::: SUPPLIED ENTRIES :::

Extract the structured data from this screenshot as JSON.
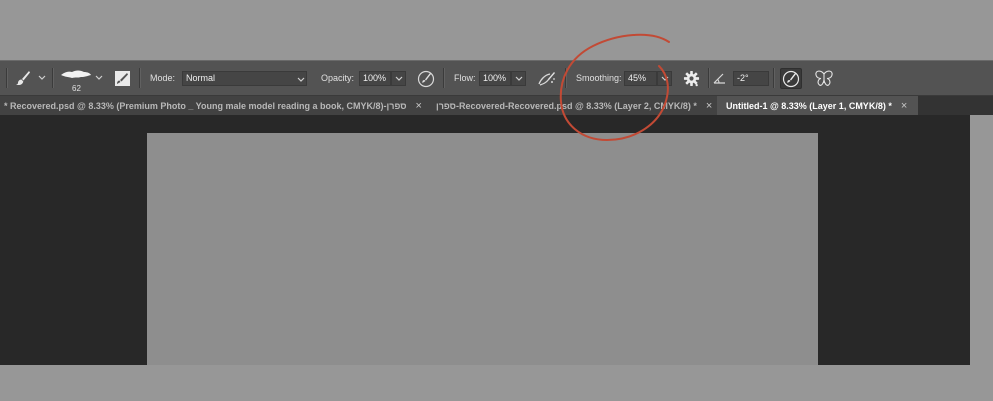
{
  "options_bar": {
    "brush_size": "62",
    "mode_label": "Mode:",
    "mode_value": "Normal",
    "opacity_label": "Opacity:",
    "opacity_value": "100%",
    "flow_label": "Flow:",
    "flow_value": "100%",
    "smoothing_label": "Smoothing:",
    "smoothing_value": "45%",
    "angle_value": "-2°"
  },
  "tabs": [
    {
      "label": "ספרן-Recovered.psd @ 8.33% (Premium Photo _ Young male model reading a book, CMYK/8) *",
      "close": "×",
      "active": false
    },
    {
      "label": "ספרן-Recovered-Recovered.psd @ 8.33% (Layer 2, CMYK/8) *",
      "close": "×",
      "active": false
    },
    {
      "label": "Untitled-1 @ 8.33% (Layer 1, CMYK/8) *",
      "close": "×",
      "active": true
    }
  ],
  "colors": {
    "app_background": "#979797",
    "options_bar": "#535353",
    "tab_bar": "#424242",
    "active_tab": "#535353",
    "workspace": "#282828",
    "canvas": "#8e8e8e",
    "annotation_circle": "#c24a35"
  },
  "icons": [
    "brush-tool-icon",
    "brush-preset-icon",
    "brush-settings-panel-icon",
    "pressure-opacity-icon",
    "airbrush-icon",
    "smoothing-settings-gear-icon",
    "angle-icon",
    "pressure-size-icon",
    "symmetry-butterfly-icon",
    "close-icon"
  ]
}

:::

**GIVEN INSTRUCTION:**
Lines holding the word "pressure" should be counted across the entries; state only how many there are.

**RESULT:**
2